- Dataset listings of figures -
====

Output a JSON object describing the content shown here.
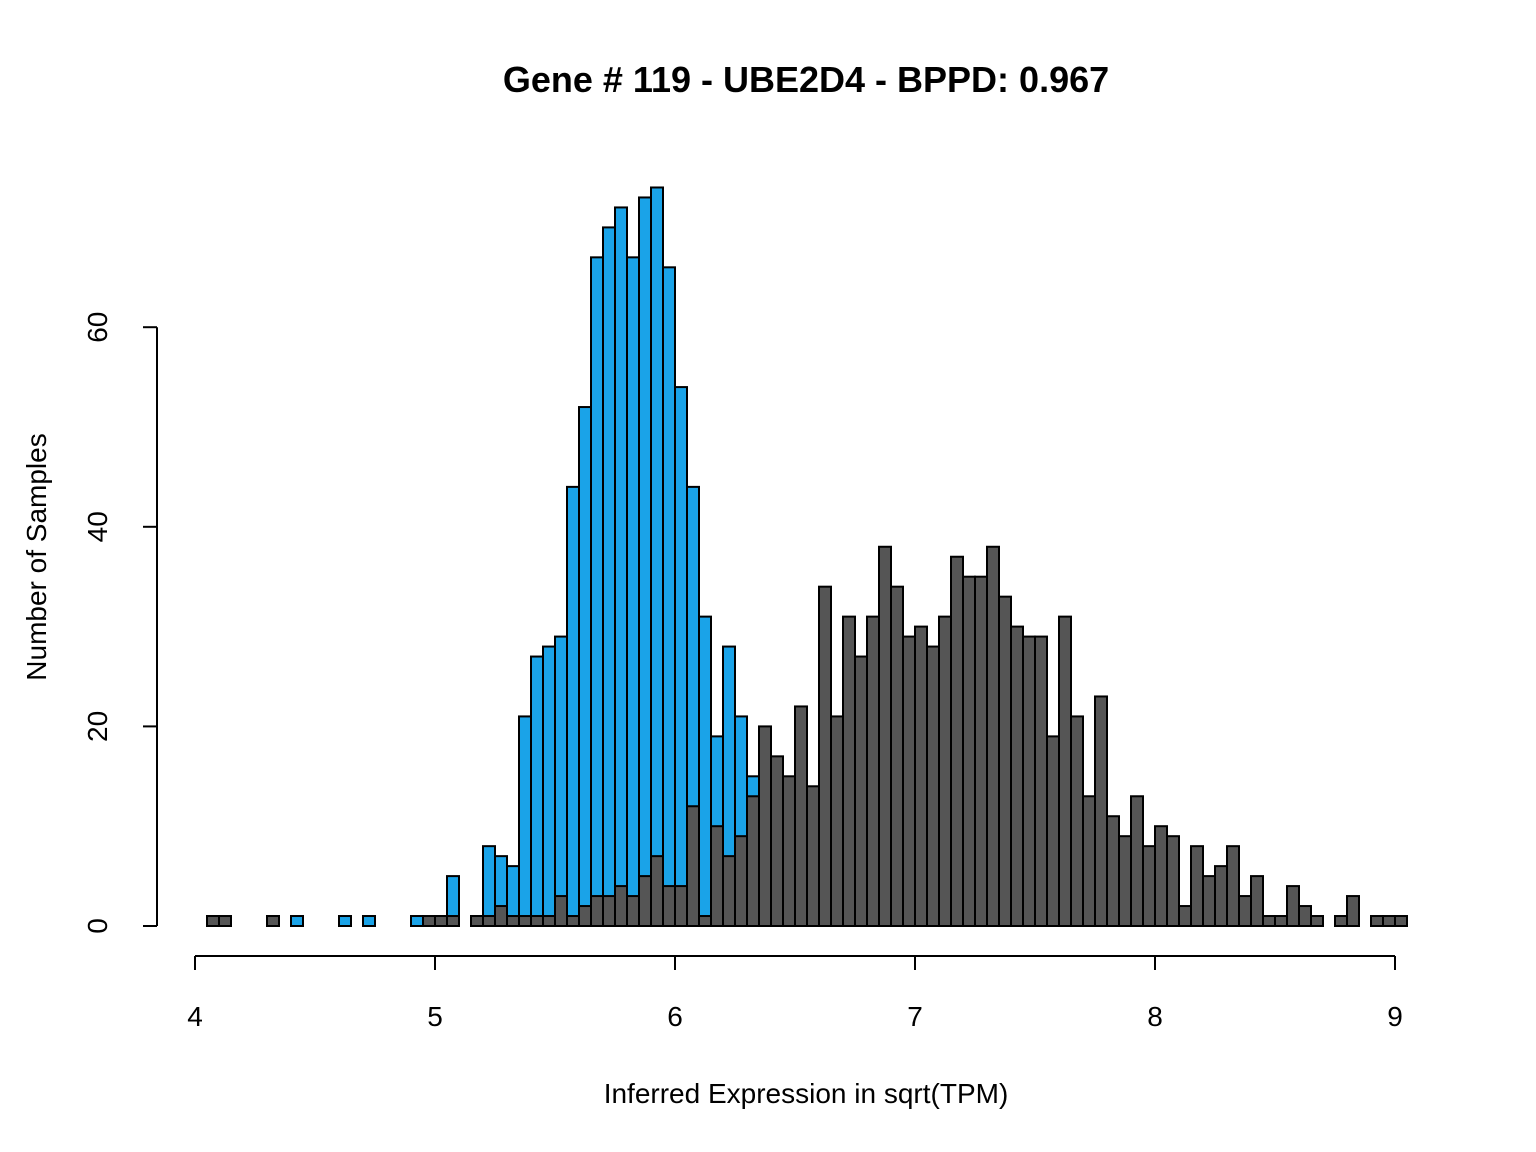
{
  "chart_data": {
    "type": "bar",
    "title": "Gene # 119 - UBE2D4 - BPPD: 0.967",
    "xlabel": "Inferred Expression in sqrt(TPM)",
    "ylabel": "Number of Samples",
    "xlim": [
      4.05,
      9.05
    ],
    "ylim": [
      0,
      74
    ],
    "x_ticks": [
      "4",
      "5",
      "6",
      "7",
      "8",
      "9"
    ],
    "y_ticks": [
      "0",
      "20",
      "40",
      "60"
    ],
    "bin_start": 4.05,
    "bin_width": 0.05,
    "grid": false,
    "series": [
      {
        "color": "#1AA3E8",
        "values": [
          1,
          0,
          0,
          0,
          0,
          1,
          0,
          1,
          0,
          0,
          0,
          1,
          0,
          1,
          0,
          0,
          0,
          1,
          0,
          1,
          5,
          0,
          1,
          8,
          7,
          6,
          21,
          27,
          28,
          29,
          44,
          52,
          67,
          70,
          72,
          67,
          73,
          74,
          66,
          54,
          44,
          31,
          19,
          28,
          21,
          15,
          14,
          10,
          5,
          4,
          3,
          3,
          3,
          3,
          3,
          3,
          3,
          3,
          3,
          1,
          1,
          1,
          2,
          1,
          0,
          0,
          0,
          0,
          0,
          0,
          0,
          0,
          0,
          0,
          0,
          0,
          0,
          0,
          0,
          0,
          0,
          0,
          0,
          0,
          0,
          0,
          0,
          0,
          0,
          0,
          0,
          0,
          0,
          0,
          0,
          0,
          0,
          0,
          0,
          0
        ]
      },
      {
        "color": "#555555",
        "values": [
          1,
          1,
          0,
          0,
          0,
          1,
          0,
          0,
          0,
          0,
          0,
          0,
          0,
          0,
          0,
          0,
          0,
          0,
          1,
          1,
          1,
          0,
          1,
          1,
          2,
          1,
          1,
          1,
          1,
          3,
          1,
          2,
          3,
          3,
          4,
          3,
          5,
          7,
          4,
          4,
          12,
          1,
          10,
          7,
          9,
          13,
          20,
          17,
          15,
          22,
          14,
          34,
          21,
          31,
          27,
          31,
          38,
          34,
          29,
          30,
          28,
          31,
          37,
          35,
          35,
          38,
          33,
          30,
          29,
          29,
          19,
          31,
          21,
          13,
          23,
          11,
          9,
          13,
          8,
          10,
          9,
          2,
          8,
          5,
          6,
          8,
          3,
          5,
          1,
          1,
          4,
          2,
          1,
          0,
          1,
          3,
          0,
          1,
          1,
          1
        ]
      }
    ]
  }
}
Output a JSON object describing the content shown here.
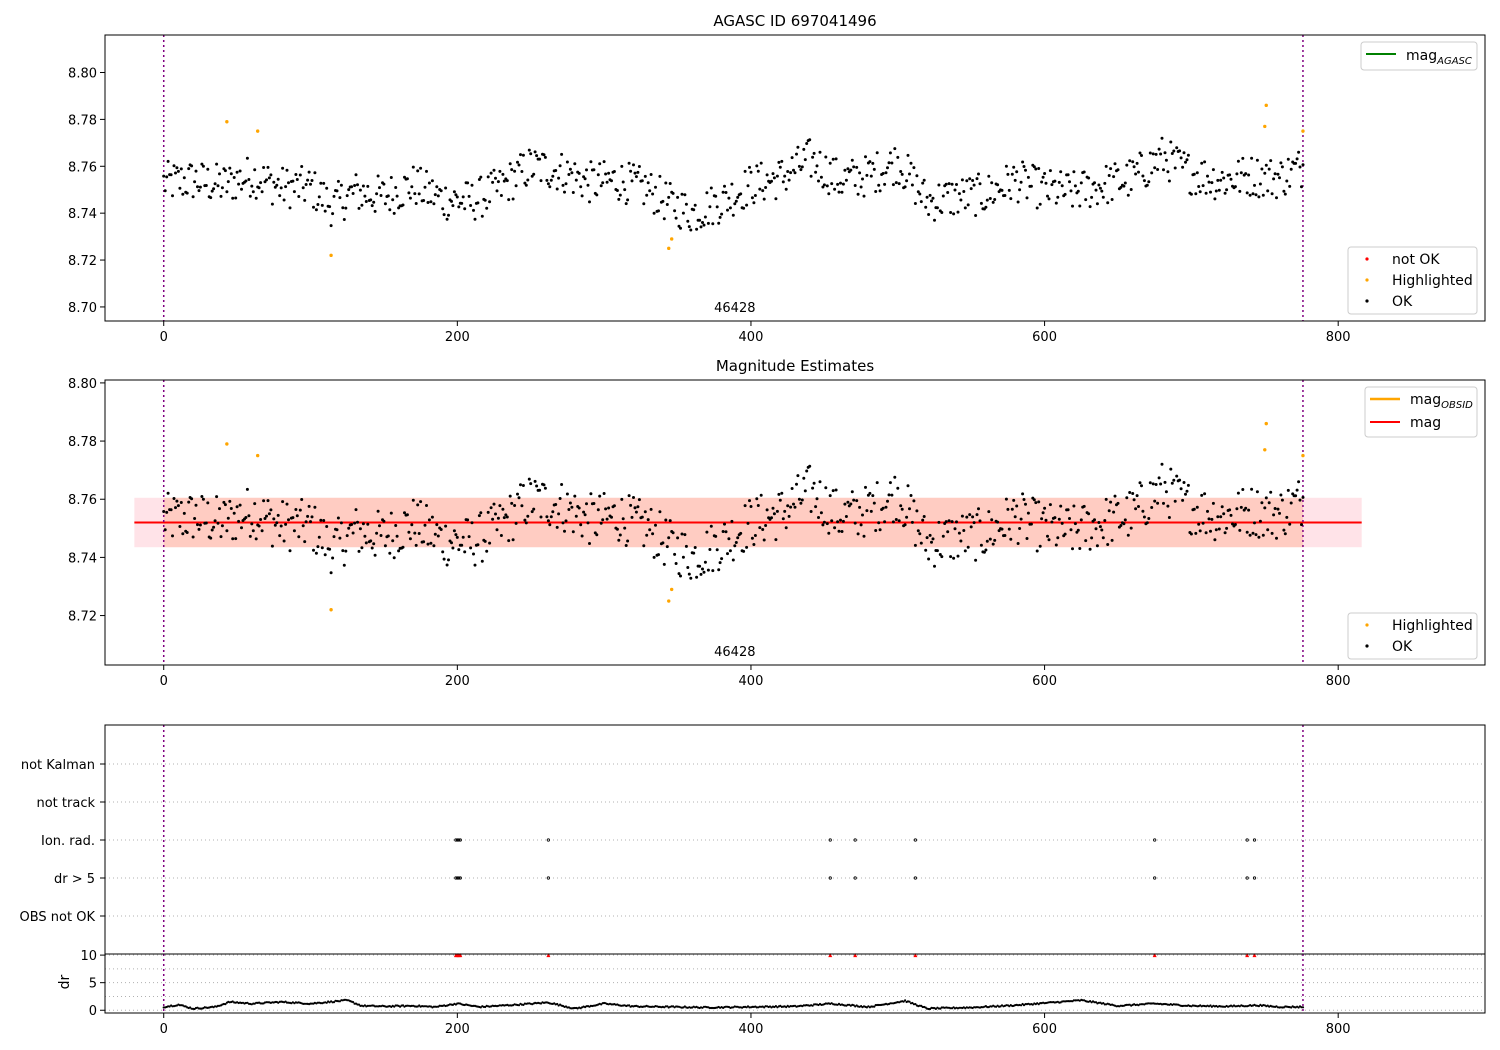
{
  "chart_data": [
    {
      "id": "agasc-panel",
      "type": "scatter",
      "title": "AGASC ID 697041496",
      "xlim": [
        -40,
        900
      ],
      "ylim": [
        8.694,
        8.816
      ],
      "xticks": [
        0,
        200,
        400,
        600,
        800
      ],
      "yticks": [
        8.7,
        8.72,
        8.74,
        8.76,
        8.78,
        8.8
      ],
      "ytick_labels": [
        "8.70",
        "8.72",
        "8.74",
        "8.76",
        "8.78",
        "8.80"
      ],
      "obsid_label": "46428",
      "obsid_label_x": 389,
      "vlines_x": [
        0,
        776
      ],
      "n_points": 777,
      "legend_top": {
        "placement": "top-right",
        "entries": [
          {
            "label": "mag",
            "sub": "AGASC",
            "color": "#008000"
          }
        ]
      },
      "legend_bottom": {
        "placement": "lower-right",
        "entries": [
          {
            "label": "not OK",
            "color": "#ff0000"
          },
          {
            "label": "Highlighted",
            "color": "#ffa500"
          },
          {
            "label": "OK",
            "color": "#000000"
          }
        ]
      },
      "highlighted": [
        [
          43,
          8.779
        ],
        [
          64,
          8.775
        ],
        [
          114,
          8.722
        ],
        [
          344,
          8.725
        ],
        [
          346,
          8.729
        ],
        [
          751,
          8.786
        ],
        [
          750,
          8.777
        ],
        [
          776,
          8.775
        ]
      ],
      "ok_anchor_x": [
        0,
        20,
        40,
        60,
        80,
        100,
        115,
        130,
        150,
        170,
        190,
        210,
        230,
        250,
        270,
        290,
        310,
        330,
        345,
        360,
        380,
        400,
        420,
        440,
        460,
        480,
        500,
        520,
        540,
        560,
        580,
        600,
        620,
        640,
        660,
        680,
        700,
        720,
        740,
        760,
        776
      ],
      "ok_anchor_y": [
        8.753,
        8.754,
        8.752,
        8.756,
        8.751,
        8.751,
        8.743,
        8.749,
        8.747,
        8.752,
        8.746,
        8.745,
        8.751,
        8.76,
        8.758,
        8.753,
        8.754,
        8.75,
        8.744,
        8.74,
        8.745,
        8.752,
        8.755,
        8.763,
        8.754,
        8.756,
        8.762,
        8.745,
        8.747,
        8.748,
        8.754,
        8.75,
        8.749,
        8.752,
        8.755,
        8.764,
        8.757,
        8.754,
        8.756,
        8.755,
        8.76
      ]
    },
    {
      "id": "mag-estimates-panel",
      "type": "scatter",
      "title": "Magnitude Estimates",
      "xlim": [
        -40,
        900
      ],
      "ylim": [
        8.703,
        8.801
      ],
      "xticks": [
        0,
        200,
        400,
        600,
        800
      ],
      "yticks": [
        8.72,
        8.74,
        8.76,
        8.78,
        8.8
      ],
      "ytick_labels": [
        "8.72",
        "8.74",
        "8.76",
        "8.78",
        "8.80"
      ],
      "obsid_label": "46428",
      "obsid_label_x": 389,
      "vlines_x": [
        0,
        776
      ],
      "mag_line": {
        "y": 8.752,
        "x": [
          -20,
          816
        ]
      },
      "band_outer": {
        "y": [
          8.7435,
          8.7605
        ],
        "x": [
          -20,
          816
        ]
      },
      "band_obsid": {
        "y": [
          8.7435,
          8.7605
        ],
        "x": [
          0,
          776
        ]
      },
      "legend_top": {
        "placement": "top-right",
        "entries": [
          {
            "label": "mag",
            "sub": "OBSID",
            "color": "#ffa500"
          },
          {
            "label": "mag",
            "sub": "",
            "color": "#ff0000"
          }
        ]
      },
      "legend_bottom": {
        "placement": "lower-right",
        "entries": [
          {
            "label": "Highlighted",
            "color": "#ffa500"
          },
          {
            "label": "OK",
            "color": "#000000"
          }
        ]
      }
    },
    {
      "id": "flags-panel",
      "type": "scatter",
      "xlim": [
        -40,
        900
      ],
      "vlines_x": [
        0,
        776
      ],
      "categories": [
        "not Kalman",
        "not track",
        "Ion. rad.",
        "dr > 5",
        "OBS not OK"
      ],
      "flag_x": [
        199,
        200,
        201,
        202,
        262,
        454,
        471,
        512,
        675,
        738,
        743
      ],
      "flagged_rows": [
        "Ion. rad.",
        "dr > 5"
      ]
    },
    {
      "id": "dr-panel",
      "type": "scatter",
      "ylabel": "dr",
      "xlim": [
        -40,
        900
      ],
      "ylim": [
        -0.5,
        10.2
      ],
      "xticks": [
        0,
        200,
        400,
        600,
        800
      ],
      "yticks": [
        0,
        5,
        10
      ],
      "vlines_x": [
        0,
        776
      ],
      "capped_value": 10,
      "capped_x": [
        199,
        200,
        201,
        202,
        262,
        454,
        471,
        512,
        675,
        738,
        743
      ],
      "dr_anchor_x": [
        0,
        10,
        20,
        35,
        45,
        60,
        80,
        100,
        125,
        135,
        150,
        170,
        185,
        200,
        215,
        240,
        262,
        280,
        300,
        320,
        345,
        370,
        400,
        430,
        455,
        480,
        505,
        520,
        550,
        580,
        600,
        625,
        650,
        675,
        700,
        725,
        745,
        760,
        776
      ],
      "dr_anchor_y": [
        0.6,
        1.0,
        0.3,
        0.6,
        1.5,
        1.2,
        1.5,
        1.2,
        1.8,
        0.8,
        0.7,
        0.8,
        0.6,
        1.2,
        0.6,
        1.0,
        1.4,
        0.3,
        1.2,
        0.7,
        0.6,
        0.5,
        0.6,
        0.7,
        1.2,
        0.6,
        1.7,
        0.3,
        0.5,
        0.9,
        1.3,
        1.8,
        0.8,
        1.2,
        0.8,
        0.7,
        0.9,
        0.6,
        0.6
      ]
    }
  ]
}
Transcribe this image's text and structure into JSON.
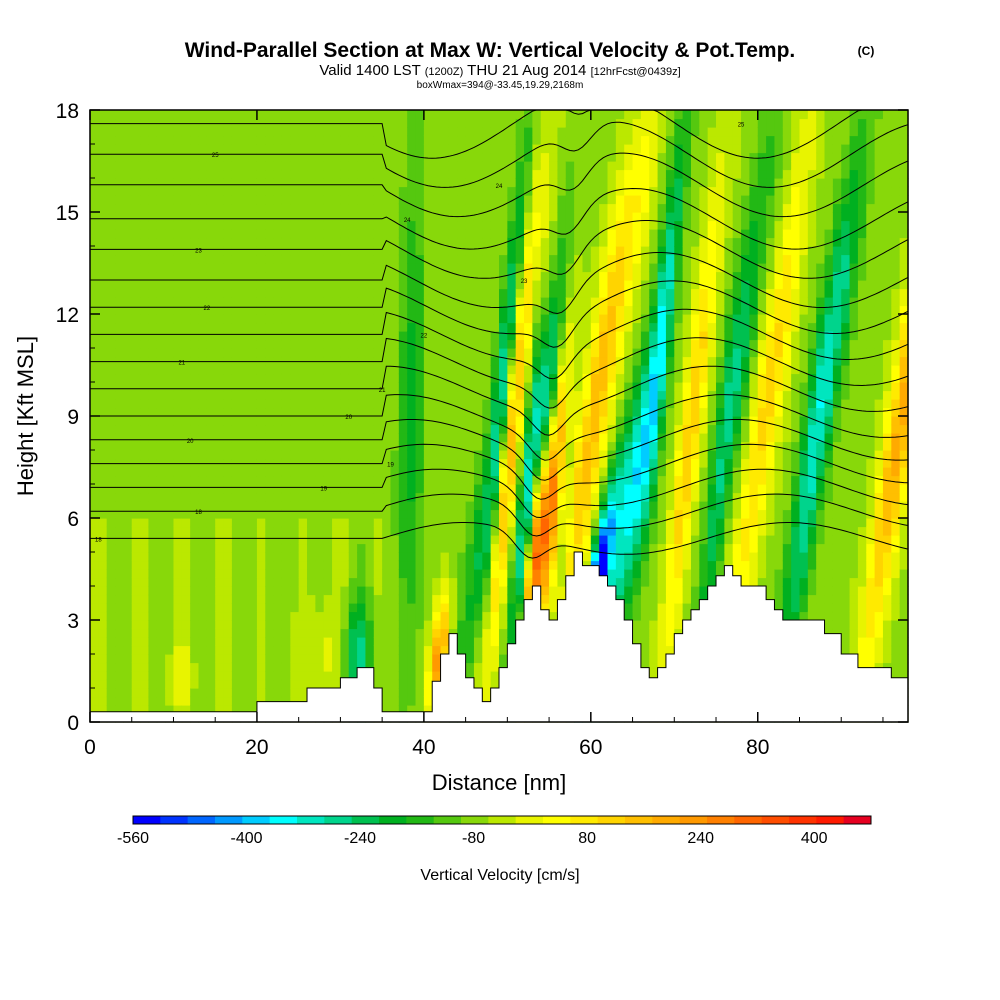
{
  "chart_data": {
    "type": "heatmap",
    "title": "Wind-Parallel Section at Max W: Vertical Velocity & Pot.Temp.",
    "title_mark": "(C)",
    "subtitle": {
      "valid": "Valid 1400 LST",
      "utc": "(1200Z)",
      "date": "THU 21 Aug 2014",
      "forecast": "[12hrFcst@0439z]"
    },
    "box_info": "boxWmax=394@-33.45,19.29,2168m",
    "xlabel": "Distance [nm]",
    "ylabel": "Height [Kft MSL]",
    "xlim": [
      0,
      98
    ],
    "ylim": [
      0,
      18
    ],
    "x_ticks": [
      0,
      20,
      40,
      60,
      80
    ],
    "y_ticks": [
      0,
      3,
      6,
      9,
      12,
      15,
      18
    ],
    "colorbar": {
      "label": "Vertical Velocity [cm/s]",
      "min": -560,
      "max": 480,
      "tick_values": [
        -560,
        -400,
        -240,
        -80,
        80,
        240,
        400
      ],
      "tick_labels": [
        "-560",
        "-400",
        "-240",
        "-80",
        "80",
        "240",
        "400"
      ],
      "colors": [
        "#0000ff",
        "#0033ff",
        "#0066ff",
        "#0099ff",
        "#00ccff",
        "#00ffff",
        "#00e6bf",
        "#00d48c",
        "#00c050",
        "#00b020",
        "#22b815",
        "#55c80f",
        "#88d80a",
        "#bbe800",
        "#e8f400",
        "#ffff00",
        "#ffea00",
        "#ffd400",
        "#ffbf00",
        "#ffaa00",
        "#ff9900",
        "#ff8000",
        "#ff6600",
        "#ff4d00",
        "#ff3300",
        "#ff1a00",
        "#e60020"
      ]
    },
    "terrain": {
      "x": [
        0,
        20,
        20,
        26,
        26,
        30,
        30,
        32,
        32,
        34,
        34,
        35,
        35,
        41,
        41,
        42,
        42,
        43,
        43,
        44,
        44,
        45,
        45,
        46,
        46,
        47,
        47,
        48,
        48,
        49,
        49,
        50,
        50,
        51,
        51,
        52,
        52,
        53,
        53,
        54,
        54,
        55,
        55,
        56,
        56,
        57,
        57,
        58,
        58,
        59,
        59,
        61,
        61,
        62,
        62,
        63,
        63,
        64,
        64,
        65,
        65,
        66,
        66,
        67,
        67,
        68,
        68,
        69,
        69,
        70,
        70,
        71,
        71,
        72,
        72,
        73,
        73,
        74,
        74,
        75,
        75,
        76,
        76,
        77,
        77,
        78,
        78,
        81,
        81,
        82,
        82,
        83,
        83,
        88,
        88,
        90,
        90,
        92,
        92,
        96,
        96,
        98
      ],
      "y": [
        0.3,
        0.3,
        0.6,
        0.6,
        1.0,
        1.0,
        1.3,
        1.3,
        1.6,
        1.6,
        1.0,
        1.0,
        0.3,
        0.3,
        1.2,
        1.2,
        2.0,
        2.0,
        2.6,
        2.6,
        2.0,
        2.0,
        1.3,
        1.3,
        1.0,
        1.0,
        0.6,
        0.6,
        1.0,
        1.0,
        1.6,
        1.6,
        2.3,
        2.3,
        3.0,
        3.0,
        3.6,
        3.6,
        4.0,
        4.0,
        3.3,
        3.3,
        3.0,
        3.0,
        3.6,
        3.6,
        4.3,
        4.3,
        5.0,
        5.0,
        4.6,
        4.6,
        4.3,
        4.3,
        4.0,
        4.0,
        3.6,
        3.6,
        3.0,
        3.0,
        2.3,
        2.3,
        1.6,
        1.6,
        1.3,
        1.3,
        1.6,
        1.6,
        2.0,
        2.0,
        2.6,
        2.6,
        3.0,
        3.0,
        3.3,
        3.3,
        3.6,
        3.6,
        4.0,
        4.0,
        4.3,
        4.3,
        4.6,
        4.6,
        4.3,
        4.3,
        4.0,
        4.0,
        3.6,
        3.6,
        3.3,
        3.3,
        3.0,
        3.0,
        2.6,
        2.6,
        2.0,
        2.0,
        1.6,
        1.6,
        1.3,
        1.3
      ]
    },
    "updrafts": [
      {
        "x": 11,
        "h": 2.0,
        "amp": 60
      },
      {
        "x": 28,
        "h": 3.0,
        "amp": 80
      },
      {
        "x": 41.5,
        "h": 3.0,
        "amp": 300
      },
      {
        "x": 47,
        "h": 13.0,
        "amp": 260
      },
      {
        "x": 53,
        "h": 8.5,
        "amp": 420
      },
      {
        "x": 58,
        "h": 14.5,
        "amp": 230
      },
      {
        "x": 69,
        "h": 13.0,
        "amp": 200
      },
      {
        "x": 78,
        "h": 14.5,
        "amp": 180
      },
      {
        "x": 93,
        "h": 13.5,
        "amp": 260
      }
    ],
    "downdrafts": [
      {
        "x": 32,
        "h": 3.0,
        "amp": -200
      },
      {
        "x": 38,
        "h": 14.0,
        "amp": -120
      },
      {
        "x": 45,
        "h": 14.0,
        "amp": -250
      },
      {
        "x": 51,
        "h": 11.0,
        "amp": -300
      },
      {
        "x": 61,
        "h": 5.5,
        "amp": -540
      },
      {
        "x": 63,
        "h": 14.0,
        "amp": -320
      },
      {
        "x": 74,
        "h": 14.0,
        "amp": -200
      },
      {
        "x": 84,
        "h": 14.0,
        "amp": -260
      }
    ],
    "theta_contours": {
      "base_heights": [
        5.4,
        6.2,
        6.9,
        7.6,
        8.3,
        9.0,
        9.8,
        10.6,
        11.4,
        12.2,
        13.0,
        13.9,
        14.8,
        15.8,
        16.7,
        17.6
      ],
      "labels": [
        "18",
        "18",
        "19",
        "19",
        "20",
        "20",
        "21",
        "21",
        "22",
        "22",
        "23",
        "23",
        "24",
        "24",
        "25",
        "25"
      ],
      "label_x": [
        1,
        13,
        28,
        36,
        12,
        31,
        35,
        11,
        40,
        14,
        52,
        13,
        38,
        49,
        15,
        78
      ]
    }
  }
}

====

- Task to carry out -
Of the lines in the listing above, how many hold the string "panel"? Reply with the number only.

- Solution to this problem -
4